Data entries
━━━━━━━━━━━━━━━━━━━━━━━━━━━━━━

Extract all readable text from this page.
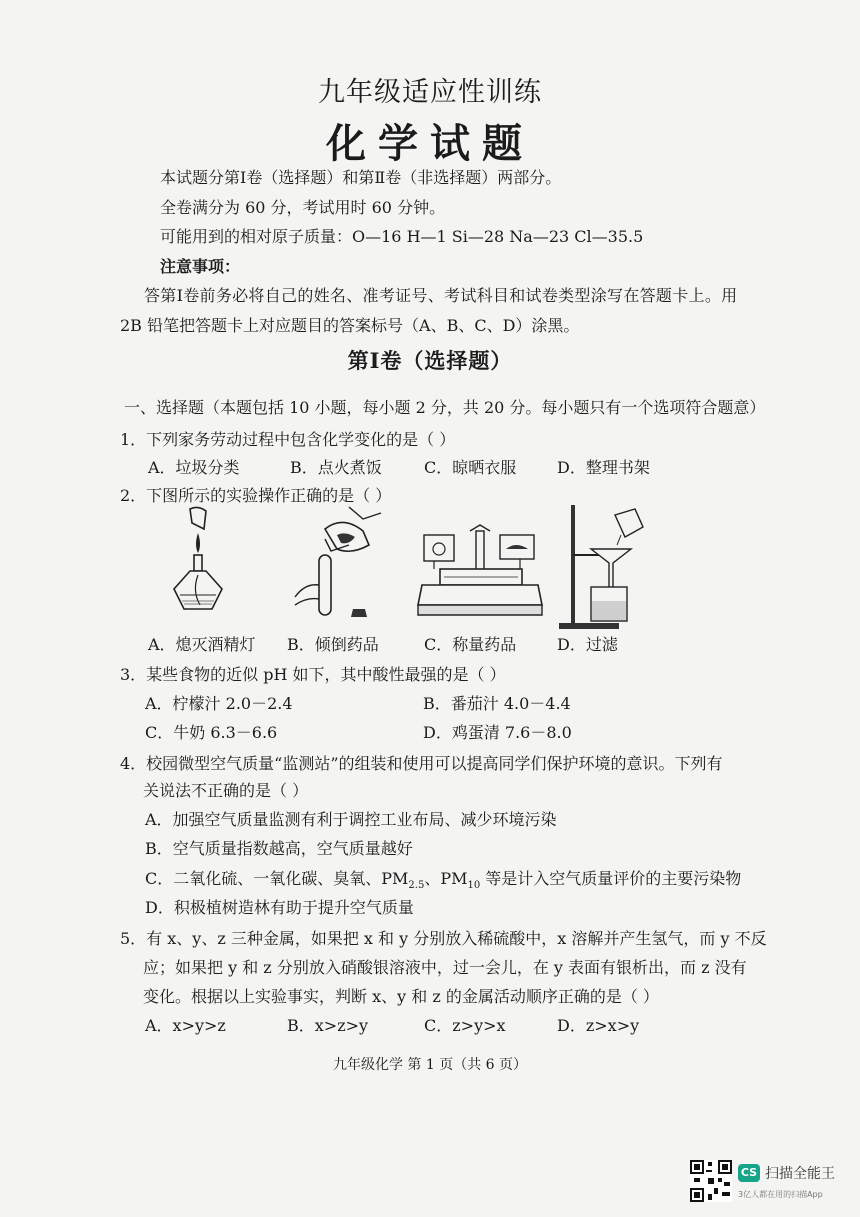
九年级适应性训练
化学试题
本试题分第Ⅰ卷（选择题）和第Ⅱ卷（非选择题）两部分。
全卷满分为 60 分，考试用时 60 分钟。
可能用到的相对原子质量：O—16 H—1 Si—28 Na—23 Cl—35.5
注意事项：
答第Ⅰ卷前务必将自己的姓名、准考证号、考试科目和试卷类型涂写在答题卡上。用
2B 铅笔把答题卡上对应题目的答案标号（A、B、C、D）涂黑。
第Ⅰ卷（选择题）
一、选择题（本题包括 10 小题，每小题 2 分，共 20 分。每小题只有一个选项符合题意）
1．下列家务劳动过程中包含化学变化的是（ ）
A．垃圾分类	B．点火煮饭	C．晾晒衣服	D．整理书架
2．下图所示的实验操作正确的是（ ）
A．熄灭酒精灯 B．倾倒药品	C．称量药品	D．过滤
3．某些食物的近似 pH 如下，其中酸性最强的是（ ）
A．柠檬汁 2.0－2.4	B．番茄汁 4.0－4.4
C．牛奶 6.3－6.6	D．鸡蛋清 7.6－8.0
4．校园微型空气质量“监测站”的组装和使用可以提高同学们保护环境的意识。下列有
关说法不正确的是（ ）
A．加强空气质量监测有利于调控工业布局、减少环境污染
B．空气质量指数越高，空气质量越好
C．二氧化硫、一氧化碳、臭氧、$PM_{2.5}$、$PM_{10}$ 等是计入空气质量评价的主要污染物
D．积极植树造林有助于提升空气质量
5．有 x、y、z 三种金属，如果把 x 和 y 分别放入稀硫酸中，x 溶解并产生氢气，而 y 不反
应；如果把 y 和 z 分别放入硝酸银溶液中，过一会儿，在 y 表面有银析出，而 z 没有
变化。根据以上实验事实，判断 x、y 和 z 的金属活动顺序正确的是（ ）
A．x>y>z	B．x>z>y	C．z>y>x	D．z>x>y
九年级化学 第 1 页（共 6 页）
CS 扫描全能王
3亿人都在用的扫描App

━━━━━━━━━━━━━━━━━━━━━━━━━━━━━━

> [What is asked]
Reproduce the material word for word. Any pictures should be left out of the copy.

> [Answer to the task]
Extract all readable text from this page.
九年级适应性训练
化学试题
本试题分第Ⅰ卷（选择题）和第Ⅱ卷（非选择题）两部分。
全卷满分为 60 分，考试用时 60 分钟。
可能用到的相对原子质量：O—16 H—1 Si—28 Na—23 Cl—35.5
注意事项：
答第Ⅰ卷前务必将自己的姓名、准考证号、考试科目和试卷类型涂写在答题卡上。用
2B 铅笔把答题卡上对应题目的答案标号（A、B、C、D）涂黑。
第Ⅰ卷（选择题）
一、选择题（本题包括 10 小题，每小题 2 分，共 20 分。每小题只有一个选项符合题意）
1．下列家务劳动过程中包含化学变化的是（ ）
A．垃圾分类	B．点火煮饭	C．晾晒衣服	D．整理书架
2．下图所示的实验操作正确的是（ ）
A．熄灭酒精灯 B．倾倒药品	C．称量药品	D．过滤
3．某些食物的近似 pH 如下，其中酸性最强的是（ ）
A．柠檬汁 2.0－2.4	B．番茄汁 4.0－4.4
C．牛奶 6.3－6.6	D．鸡蛋清 7.6－8.0
4．校园微型空气质量“监测站”的组装和使用可以提高同学们保护环境的意识。下列有
关说法不正确的是（ ）
A．加强空气质量监测有利于调控工业布局、减少环境污染
B．空气质量指数越高，空气质量越好
C．二氧化硫、一氧化碳、臭氧、$PM_{2.5}$、$PM_{10}$ 等是计入空气质量评价的主要污染物
D．积极植树造林有助于提升空气质量
5．有 x、y、z 三种金属，如果把 x 和 y 分别放入稀硫酸中，x 溶解并产生氢气，而 y 不反
应；如果把 y 和 z 分别放入硝酸银溶液中，过一会儿，在 y 表面有银析出，而 z 没有
变化。根据以上实验事实，判断 x、y 和 z 的金属活动顺序正确的是（ ）
A．x>y>z	B．x>z>y	C．z>y>x	D．z>x>y
九年级化学 第 1 页（共 6 页）
CS 扫描全能王
3亿人都在用的扫描App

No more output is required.